/---
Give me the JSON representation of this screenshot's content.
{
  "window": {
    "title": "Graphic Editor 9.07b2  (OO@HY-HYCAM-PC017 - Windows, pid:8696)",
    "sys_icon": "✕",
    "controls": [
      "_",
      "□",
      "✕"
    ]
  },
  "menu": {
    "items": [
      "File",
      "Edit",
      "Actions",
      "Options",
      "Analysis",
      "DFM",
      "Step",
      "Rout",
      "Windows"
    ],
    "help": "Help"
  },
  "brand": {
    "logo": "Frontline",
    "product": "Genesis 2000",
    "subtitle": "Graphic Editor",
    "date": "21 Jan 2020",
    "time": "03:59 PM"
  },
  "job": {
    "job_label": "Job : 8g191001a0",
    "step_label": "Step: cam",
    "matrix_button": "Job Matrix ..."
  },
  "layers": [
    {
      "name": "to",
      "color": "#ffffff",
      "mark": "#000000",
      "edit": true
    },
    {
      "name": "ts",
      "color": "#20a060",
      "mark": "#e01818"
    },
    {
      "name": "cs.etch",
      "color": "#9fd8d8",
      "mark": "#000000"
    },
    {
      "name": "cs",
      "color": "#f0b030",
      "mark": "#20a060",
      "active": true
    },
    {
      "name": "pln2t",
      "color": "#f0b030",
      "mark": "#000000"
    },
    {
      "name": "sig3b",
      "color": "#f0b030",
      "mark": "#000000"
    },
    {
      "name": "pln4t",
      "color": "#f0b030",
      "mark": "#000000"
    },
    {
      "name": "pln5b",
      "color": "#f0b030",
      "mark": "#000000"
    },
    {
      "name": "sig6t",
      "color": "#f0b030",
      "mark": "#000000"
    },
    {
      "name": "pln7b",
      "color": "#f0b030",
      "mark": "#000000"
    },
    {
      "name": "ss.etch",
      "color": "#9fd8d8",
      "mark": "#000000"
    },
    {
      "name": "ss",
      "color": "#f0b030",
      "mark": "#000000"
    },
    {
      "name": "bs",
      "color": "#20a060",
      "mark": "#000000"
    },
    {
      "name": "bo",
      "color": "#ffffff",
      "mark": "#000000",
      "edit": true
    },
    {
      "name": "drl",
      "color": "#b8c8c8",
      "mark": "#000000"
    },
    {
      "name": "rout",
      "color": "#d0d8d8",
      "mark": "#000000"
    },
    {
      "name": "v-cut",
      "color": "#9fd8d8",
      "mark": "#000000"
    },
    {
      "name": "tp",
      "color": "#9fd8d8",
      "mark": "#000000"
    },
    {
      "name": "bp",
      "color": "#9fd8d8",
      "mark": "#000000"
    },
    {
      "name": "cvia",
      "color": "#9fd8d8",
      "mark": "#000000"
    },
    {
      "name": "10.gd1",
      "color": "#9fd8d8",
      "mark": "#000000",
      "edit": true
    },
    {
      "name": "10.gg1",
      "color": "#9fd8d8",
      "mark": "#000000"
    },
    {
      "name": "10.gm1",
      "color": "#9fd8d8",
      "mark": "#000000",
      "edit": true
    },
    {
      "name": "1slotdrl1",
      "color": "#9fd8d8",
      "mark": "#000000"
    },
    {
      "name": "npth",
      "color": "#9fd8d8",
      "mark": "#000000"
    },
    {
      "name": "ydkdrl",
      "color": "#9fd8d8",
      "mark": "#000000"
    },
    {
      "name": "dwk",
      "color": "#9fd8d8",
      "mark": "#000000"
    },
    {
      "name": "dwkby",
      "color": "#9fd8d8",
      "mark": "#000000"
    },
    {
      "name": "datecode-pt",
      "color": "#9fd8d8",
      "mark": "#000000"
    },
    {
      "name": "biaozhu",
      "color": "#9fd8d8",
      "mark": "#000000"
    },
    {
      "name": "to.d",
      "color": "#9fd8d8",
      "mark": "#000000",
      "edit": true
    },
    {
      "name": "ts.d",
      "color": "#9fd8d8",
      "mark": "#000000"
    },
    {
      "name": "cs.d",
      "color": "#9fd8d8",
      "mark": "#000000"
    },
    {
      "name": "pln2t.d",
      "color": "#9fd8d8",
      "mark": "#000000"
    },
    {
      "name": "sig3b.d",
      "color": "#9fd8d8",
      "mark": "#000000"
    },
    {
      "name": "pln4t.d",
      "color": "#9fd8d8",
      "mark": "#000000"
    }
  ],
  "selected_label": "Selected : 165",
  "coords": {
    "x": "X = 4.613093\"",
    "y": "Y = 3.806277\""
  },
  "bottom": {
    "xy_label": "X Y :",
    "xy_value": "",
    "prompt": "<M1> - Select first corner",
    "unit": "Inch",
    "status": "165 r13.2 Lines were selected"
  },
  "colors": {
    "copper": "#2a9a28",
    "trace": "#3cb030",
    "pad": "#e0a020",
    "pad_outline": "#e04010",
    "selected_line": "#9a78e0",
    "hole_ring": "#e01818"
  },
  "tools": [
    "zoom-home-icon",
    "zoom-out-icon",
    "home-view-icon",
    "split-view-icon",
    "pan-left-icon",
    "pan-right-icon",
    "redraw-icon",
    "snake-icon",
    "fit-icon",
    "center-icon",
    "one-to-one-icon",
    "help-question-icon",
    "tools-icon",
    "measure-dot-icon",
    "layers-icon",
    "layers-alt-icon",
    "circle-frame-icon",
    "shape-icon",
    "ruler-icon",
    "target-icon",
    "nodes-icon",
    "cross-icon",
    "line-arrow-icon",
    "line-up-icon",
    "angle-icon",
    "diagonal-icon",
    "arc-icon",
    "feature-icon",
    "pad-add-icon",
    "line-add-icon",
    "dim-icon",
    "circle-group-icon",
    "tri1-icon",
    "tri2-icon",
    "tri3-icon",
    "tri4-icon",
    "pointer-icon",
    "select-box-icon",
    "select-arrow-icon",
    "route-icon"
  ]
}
\---
TASK TO CARRY OUT -> Among the entries above, count the lines that contain the word "Graphic" and give the number by itself.

ANSWER SECTION -> 2